● **INPUT MATERIAL**
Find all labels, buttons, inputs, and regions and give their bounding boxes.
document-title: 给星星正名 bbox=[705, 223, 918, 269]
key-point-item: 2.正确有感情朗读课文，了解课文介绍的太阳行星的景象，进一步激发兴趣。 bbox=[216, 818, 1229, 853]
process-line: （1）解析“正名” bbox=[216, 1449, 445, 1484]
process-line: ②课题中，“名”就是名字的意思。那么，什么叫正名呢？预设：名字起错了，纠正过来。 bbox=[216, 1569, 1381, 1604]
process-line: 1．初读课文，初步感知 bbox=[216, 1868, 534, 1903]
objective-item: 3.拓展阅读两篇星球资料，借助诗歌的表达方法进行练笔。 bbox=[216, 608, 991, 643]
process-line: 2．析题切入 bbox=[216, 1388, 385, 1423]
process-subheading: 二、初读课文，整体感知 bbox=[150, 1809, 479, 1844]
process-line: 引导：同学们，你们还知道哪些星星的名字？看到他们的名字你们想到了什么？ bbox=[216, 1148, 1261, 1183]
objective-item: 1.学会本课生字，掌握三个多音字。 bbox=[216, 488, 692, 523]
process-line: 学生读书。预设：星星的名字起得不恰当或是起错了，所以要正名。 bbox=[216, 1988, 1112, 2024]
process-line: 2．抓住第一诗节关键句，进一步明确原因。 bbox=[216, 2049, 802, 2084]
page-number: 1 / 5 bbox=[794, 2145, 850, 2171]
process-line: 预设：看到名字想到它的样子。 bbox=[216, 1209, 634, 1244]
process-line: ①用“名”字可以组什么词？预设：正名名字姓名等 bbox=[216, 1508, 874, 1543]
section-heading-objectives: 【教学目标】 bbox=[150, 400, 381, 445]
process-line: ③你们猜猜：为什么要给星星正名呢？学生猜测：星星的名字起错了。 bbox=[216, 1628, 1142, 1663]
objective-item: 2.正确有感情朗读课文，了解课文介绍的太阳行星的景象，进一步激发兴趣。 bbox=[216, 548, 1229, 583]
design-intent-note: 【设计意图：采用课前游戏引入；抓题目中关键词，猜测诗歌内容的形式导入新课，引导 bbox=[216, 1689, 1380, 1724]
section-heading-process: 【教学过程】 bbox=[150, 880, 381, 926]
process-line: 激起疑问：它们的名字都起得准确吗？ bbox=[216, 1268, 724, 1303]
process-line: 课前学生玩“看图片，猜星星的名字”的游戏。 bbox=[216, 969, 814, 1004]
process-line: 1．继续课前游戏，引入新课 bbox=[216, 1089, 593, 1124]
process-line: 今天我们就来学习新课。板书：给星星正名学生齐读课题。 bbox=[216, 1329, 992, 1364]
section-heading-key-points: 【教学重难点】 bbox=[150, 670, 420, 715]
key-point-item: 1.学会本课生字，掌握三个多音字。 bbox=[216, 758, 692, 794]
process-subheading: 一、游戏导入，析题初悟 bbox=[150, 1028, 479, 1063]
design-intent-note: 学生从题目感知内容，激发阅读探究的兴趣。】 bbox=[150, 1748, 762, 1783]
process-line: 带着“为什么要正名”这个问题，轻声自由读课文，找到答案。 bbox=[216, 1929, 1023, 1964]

● **CHALLENGE**
Return every line of the listing above verbatim, keeping the original order and leaving nothing out.

● **RESULT BELOW**
Find all labels, buttons, inputs, and regions and give their bounding boxes.
document-title: 给星星正名 bbox=[705, 223, 918, 269]
key-point-item: 2.正确有感情朗读课文，了解课文介绍的太阳行星的景象，进一步激发兴趣。 bbox=[216, 818, 1229, 853]
process-line: （1）解析“正名” bbox=[216, 1449, 445, 1484]
process-line: ②课题中，“名”就是名字的意思。那么，什么叫正名呢？预设：名字起错了，纠正过来。 bbox=[216, 1569, 1381, 1604]
process-line: 1．初读课文，初步感知 bbox=[216, 1868, 534, 1903]
objective-item: 3.拓展阅读两篇星球资料，借助诗歌的表达方法进行练笔。 bbox=[216, 608, 991, 643]
process-line: 2．析题切入 bbox=[216, 1388, 385, 1423]
process-subheading: 二、初读课文，整体感知 bbox=[150, 1809, 479, 1844]
process-line: 引导：同学们，你们还知道哪些星星的名字？看到他们的名字你们想到了什么？ bbox=[216, 1148, 1261, 1183]
objective-item: 1.学会本课生字，掌握三个多音字。 bbox=[216, 488, 692, 523]
process-line: 学生读书。预设：星星的名字起得不恰当或是起错了，所以要正名。 bbox=[216, 1988, 1112, 2024]
process-line: 2．抓住第一诗节关键句，进一步明确原因。 bbox=[216, 2049, 802, 2084]
page-number: 1 / 5 bbox=[794, 2145, 850, 2171]
process-line: 预设：看到名字想到它的样子。 bbox=[216, 1209, 634, 1244]
process-line: ①用“名”字可以组什么词？预设：正名名字姓名等 bbox=[216, 1508, 874, 1543]
section-heading-objectives: 【教学目标】 bbox=[150, 400, 381, 445]
process-line: ③你们猜猜：为什么要给星星正名呢？学生猜测：星星的名字起错了。 bbox=[216, 1628, 1142, 1663]
objective-item: 2.正确有感情朗读课文，了解课文介绍的太阳行星的景象，进一步激发兴趣。 bbox=[216, 548, 1229, 583]
design-intent-note: 【设计意图：采用课前游戏引入；抓题目中关键词，猜测诗歌内容的形式导入新课，引导 bbox=[216, 1689, 1380, 1724]
section-heading-process: 【教学过程】 bbox=[150, 880, 381, 926]
process-line: 激起疑问：它们的名字都起得准确吗？ bbox=[216, 1268, 724, 1303]
process-line: 课前学生玩“看图片，猜星星的名字”的游戏。 bbox=[216, 969, 814, 1004]
process-line: 1．继续课前游戏，引入新课 bbox=[216, 1089, 593, 1124]
process-line: 今天我们就来学习新课。板书：给星星正名学生齐读课题。 bbox=[216, 1329, 992, 1364]
section-heading-key-points: 【教学重难点】 bbox=[150, 670, 420, 715]
key-point-item: 1.学会本课生字，掌握三个多音字。 bbox=[216, 758, 692, 794]
process-subheading: 一、游戏导入，析题初悟 bbox=[150, 1028, 479, 1063]
design-intent-note: 学生从题目感知内容，激发阅读探究的兴趣。】 bbox=[150, 1748, 762, 1783]
process-line: 带着“为什么要正名”这个问题，轻声自由读课文，找到答案。 bbox=[216, 1929, 1023, 1964]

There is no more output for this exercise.